- _WHAT YOU WILL DO_
Set all the material down again unchanged, without the pictures.
-- START EXERCISE INPUTS --
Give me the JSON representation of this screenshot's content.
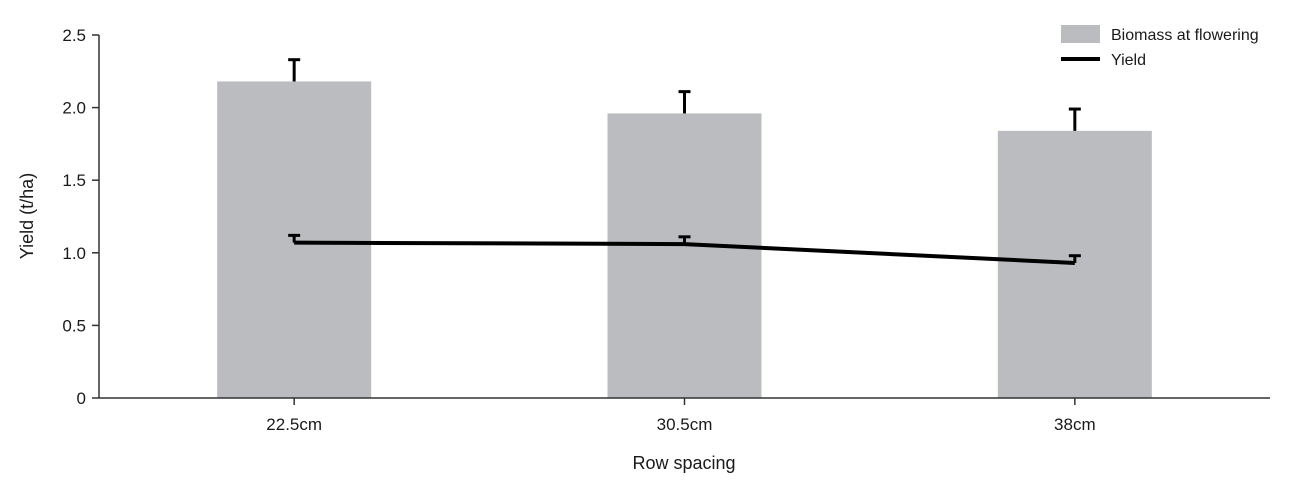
{
  "chart_data": {
    "type": "bar",
    "title": "",
    "xlabel": "Row spacing",
    "ylabel": "Yield (t/ha)",
    "ylim": [
      0,
      2.5
    ],
    "yticks": [
      0,
      0.5,
      1.0,
      1.5,
      2.0,
      2.5
    ],
    "ytick_labels": [
      "0",
      "0.5",
      "1.0",
      "1.5",
      "2.0",
      "2.5"
    ],
    "categories": [
      "22.5cm",
      "30.5cm",
      "38cm"
    ],
    "series": [
      {
        "name": "Biomass at flowering",
        "type": "bar",
        "color": "#bbbcc0",
        "values": [
          2.18,
          1.96,
          1.84
        ],
        "error_upper": [
          0.15,
          0.15,
          0.15
        ]
      },
      {
        "name": "Yield",
        "type": "line",
        "color": "#000000",
        "values": [
          1.07,
          1.06,
          0.93
        ],
        "error_upper": [
          0.05,
          0.05,
          0.05
        ]
      }
    ],
    "grid": false,
    "legend_position": "top-right"
  }
}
-- END EXERCISE INPUTS --
- _FINAL RESULT_
Give me the JSON representation of this screenshot's content.
{
  "chart_data": {
    "type": "bar",
    "title": "",
    "xlabel": "Row spacing",
    "ylabel": "Yield (t/ha)",
    "ylim": [
      0,
      2.5
    ],
    "yticks": [
      0,
      0.5,
      1.0,
      1.5,
      2.0,
      2.5
    ],
    "ytick_labels": [
      "0",
      "0.5",
      "1.0",
      "1.5",
      "2.0",
      "2.5"
    ],
    "categories": [
      "22.5cm",
      "30.5cm",
      "38cm"
    ],
    "series": [
      {
        "name": "Biomass at flowering",
        "type": "bar",
        "color": "#bbbcc0",
        "values": [
          2.18,
          1.96,
          1.84
        ],
        "error_upper": [
          0.15,
          0.15,
          0.15
        ]
      },
      {
        "name": "Yield",
        "type": "line",
        "color": "#000000",
        "values": [
          1.07,
          1.06,
          0.93
        ],
        "error_upper": [
          0.05,
          0.05,
          0.05
        ]
      }
    ],
    "grid": false,
    "legend_position": "top-right"
  }
}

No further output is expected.